* Stated goal:
All lines in the data bearing the string "this" should be identified and copied.
__________
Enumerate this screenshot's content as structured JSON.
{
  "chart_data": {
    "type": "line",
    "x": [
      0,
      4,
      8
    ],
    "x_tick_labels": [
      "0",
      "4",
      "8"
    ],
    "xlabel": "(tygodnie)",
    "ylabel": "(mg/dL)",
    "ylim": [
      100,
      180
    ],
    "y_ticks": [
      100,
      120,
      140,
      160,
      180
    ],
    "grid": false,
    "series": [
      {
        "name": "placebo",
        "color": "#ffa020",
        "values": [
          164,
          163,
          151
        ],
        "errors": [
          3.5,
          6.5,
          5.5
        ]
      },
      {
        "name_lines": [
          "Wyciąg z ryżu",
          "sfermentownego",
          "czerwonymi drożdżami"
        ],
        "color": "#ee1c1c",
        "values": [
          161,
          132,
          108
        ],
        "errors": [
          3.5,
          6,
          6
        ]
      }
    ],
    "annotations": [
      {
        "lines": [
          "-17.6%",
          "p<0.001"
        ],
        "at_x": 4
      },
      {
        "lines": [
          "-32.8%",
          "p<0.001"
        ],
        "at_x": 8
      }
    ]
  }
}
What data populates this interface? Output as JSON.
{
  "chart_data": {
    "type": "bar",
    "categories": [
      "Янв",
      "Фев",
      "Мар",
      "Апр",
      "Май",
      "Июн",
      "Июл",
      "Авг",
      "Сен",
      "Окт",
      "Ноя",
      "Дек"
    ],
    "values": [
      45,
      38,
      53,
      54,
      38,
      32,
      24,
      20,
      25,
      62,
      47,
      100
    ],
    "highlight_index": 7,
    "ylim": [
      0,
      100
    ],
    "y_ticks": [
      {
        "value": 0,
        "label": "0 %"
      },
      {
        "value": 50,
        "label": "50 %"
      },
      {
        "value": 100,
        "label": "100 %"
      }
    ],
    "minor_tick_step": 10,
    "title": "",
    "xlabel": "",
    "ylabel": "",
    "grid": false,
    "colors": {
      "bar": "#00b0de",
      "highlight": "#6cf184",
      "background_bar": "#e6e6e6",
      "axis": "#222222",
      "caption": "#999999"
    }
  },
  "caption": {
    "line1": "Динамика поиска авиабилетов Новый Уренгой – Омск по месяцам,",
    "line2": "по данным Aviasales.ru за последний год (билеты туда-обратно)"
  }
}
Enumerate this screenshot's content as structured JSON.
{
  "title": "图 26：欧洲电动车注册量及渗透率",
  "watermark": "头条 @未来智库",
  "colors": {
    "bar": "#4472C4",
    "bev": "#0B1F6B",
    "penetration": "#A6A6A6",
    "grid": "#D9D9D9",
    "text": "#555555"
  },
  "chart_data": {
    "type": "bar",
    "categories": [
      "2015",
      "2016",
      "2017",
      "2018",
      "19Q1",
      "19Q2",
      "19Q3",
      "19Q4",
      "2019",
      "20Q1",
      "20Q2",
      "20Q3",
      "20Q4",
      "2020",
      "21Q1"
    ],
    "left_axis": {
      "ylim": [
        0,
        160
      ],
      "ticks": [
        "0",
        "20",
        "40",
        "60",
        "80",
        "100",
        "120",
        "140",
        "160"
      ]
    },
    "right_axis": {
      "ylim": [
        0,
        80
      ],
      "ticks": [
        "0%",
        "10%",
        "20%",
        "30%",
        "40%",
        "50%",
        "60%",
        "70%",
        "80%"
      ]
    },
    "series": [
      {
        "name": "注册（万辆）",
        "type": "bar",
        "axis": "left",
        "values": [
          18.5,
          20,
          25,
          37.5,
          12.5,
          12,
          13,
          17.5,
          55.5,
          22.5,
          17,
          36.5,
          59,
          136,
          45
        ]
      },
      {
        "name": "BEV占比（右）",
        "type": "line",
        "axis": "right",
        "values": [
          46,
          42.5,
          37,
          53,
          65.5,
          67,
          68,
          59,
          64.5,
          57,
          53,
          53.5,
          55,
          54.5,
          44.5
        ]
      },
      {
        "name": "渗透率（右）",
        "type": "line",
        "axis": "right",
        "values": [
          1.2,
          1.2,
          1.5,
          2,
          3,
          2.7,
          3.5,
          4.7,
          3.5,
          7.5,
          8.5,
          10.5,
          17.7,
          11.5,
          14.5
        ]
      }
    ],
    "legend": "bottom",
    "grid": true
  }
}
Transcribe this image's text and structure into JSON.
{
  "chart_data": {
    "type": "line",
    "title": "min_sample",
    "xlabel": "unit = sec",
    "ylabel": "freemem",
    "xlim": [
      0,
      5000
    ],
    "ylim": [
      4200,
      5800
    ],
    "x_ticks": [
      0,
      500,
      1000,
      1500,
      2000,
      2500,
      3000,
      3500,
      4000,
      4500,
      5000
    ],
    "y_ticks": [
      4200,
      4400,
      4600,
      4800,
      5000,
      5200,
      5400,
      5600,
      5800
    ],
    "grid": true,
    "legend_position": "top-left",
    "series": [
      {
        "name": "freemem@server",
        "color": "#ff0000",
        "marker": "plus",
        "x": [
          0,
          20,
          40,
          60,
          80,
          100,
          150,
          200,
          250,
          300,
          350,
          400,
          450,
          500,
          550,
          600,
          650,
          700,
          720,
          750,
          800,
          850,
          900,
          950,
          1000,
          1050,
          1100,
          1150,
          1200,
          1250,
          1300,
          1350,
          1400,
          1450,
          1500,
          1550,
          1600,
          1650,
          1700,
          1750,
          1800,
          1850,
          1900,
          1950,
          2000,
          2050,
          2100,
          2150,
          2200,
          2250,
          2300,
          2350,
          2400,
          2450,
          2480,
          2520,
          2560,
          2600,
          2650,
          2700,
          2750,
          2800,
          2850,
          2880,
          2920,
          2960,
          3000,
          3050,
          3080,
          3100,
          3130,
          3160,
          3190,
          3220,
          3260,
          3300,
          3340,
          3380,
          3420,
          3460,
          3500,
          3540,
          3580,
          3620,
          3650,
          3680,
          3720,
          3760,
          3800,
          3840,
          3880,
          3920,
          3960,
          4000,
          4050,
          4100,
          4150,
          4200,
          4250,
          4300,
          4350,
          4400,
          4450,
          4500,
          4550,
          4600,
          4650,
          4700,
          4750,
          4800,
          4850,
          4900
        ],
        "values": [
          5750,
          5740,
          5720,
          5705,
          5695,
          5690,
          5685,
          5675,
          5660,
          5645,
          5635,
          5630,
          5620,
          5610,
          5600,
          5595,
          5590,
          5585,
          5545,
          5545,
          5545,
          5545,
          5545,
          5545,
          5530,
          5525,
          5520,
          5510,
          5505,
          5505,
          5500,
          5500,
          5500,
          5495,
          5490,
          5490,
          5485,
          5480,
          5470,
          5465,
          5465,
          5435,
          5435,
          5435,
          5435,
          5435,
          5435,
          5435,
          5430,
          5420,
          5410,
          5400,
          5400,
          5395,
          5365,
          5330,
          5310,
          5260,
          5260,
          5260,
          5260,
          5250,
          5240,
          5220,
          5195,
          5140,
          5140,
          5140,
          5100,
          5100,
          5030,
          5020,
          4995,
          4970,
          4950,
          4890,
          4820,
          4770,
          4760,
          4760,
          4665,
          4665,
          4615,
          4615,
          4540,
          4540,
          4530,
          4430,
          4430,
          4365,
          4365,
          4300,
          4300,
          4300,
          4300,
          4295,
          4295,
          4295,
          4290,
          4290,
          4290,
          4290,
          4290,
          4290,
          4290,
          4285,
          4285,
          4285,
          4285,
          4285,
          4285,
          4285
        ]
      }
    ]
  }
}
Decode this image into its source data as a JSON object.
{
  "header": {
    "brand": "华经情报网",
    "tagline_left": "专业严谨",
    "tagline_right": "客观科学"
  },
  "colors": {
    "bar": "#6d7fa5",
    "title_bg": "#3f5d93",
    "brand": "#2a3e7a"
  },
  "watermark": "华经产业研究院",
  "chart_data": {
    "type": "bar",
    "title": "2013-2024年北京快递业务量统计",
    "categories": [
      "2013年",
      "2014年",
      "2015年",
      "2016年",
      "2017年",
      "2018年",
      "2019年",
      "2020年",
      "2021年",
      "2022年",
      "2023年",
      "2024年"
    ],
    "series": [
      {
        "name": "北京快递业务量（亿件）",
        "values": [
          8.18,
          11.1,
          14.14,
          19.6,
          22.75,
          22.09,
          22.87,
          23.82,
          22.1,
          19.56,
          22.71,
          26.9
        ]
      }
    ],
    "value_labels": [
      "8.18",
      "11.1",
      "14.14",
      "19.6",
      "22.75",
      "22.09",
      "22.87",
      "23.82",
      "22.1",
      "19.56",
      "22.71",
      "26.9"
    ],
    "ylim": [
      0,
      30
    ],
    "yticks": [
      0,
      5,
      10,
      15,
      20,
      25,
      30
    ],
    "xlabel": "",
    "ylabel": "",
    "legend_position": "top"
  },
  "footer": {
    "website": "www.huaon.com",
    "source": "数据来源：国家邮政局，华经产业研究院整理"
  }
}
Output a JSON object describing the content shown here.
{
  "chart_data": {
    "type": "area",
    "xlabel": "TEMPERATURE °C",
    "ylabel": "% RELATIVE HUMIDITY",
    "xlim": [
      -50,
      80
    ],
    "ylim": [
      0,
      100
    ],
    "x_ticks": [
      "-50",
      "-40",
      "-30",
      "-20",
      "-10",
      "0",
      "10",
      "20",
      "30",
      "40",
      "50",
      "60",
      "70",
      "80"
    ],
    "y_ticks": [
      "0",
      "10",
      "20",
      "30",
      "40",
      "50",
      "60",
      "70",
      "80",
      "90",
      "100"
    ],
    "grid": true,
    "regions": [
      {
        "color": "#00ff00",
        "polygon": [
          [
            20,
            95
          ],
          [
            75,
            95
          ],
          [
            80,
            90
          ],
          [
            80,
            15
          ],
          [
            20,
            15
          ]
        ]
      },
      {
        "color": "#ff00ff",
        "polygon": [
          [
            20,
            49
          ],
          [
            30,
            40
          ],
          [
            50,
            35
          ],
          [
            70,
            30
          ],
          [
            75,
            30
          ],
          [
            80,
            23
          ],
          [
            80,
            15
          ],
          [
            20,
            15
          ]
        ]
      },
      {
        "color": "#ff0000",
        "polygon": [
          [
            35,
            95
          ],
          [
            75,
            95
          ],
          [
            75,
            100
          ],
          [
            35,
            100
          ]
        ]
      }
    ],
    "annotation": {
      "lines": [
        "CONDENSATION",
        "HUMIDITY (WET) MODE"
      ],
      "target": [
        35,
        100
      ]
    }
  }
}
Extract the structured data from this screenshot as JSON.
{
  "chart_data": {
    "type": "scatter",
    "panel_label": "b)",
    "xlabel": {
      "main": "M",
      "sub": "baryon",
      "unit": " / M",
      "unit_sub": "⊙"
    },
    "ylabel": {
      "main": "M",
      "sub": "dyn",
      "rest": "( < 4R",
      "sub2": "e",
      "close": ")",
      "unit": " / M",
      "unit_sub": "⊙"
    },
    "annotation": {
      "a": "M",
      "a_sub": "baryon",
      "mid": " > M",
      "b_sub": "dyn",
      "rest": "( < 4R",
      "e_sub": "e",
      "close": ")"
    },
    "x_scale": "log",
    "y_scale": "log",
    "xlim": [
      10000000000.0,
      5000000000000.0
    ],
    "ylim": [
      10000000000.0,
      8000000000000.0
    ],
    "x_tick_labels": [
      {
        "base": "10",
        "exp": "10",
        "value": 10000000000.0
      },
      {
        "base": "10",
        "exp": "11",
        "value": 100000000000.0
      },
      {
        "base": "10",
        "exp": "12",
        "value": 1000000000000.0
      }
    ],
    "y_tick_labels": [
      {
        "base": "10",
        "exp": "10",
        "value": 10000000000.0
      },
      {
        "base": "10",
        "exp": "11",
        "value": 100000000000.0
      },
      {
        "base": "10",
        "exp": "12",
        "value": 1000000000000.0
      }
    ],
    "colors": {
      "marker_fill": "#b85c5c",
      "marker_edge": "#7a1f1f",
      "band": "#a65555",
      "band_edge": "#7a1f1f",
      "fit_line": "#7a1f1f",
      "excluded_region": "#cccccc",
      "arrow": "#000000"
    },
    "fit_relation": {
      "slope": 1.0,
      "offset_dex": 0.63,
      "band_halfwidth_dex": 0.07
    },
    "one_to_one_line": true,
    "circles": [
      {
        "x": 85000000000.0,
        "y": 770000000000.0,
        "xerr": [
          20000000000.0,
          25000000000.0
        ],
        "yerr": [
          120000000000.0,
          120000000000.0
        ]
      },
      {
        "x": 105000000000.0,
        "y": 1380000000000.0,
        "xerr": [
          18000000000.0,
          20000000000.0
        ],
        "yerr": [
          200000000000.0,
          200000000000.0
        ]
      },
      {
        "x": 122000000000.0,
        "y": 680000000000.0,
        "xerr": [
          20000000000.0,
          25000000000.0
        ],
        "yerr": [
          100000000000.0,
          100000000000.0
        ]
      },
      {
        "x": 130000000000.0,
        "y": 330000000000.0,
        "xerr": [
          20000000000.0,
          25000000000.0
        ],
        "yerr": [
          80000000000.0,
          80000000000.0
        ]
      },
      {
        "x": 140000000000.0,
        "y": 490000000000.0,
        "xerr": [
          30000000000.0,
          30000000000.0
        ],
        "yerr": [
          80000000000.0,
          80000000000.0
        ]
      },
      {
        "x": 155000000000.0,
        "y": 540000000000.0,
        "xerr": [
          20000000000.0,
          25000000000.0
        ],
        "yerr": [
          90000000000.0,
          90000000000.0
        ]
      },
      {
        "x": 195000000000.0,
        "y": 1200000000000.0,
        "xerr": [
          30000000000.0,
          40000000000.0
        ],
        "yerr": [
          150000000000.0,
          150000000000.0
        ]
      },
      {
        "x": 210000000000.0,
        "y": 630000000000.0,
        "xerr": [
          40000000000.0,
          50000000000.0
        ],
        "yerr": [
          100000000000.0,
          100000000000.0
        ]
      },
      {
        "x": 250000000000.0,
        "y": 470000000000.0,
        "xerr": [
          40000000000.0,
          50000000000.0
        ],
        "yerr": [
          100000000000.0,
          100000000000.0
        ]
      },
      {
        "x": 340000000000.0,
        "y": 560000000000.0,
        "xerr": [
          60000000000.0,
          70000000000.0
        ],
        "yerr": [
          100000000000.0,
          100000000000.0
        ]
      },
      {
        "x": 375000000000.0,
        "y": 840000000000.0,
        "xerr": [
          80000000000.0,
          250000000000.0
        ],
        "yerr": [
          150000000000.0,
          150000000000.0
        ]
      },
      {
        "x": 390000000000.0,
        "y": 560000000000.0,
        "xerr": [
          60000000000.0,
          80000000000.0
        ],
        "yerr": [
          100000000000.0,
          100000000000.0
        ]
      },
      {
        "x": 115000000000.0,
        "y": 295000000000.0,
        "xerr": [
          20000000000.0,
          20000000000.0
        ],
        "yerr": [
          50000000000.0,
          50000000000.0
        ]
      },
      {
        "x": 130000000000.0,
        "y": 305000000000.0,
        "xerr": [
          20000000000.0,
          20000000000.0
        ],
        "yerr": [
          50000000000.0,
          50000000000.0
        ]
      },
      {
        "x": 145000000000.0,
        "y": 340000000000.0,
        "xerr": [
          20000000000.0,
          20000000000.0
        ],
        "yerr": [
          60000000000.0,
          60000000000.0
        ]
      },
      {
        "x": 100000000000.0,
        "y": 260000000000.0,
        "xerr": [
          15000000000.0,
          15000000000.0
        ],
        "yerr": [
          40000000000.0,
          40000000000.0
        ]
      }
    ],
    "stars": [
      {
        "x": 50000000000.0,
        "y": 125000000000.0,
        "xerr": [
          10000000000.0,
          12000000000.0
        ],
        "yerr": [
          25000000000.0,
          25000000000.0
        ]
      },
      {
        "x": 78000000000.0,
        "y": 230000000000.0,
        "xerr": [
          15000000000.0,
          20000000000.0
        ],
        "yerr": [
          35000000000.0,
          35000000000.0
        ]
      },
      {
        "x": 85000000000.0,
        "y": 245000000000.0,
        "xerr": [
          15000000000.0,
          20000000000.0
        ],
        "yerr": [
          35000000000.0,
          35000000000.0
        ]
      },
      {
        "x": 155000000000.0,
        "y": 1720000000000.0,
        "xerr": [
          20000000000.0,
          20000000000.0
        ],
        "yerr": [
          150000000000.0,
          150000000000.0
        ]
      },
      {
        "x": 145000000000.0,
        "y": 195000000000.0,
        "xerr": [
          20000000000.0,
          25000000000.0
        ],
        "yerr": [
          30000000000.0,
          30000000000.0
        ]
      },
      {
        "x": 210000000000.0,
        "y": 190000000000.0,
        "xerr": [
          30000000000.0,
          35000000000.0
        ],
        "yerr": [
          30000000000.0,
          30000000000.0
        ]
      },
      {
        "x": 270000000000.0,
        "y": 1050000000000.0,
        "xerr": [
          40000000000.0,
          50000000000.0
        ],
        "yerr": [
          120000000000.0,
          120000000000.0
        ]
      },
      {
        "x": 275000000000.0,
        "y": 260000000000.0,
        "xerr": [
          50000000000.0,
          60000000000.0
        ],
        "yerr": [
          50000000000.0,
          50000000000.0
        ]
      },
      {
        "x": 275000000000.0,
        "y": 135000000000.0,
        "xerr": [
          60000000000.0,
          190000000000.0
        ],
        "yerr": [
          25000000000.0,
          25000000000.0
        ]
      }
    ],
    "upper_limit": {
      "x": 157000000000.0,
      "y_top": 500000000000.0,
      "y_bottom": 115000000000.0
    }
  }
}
__________
* Exercise solution:
Enumerate this screenshot's content as structured JSON.
What data populates this interface? Output as JSON.
Enumerate this screenshot's content as structured JSON.
Transcribe this image's text and structure into JSON.
Decode this image into its source data as a JSON object.
Extract the structured data from this screenshot as JSON.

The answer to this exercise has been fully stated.